* Problem to work on *
Nothing in the data should change when you return it, but leave the pictures out.

* Material *
——
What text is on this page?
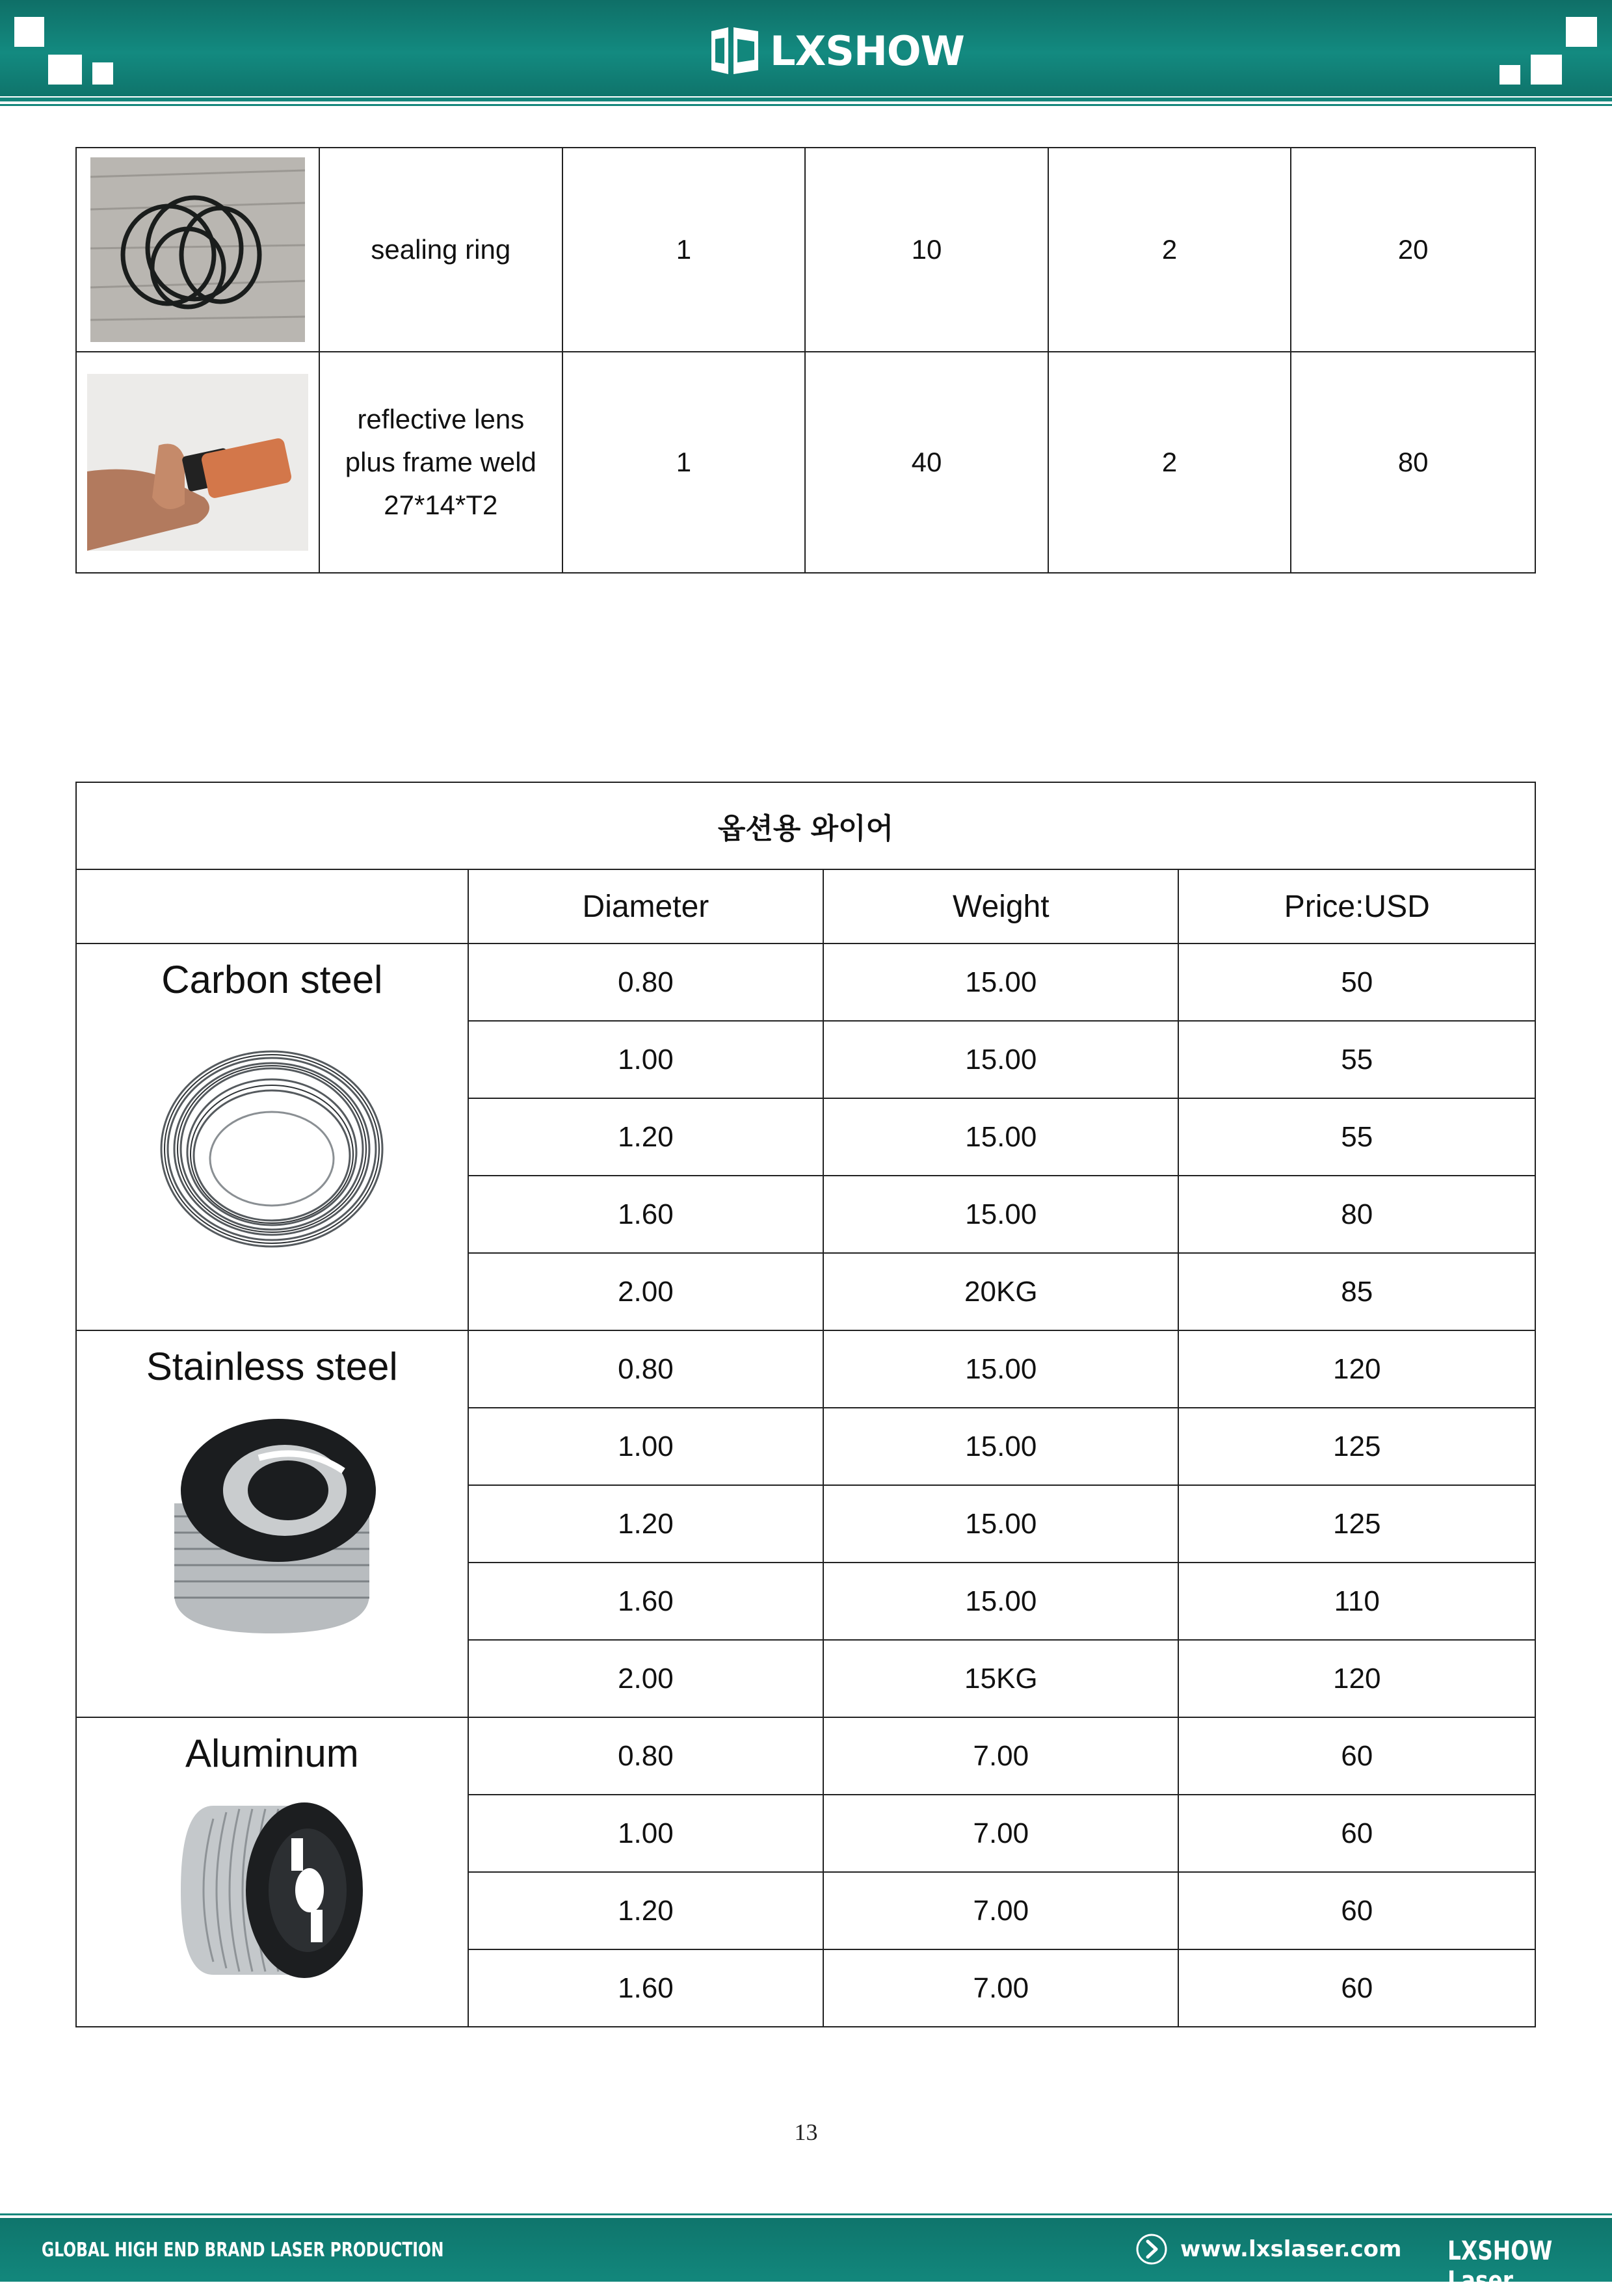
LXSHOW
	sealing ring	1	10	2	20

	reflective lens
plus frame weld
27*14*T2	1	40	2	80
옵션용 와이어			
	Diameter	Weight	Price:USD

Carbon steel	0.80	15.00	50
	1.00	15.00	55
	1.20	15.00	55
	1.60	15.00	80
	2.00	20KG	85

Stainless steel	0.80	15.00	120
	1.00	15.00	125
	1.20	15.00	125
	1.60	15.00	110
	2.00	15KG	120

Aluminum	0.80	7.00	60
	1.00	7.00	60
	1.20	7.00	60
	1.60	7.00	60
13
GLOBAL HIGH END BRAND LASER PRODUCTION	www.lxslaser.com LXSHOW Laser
——
* The response *
What text is on this page?
LXSHOW
	sealing ring	1	10	2	20

	reflective lens
plus frame weld
27*14*T2	1	40	2	80
옵션용 와이어			
	Diameter	Weight	Price:USD

Carbon steel	0.80	15.00	50
	1.00	15.00	55
	1.20	15.00	55
	1.60	15.00	80
	2.00	20KG	85

Stainless steel	0.80	15.00	120
	1.00	15.00	125
	1.20	15.00	125
	1.60	15.00	110
	2.00	15KG	120

Aluminum	0.80	7.00	60
	1.00	7.00	60
	1.20	7.00	60
	1.60	7.00	60
13
GLOBAL HIGH END BRAND LASER PRODUCTION	www.lxslaser.com LXSHOW Laser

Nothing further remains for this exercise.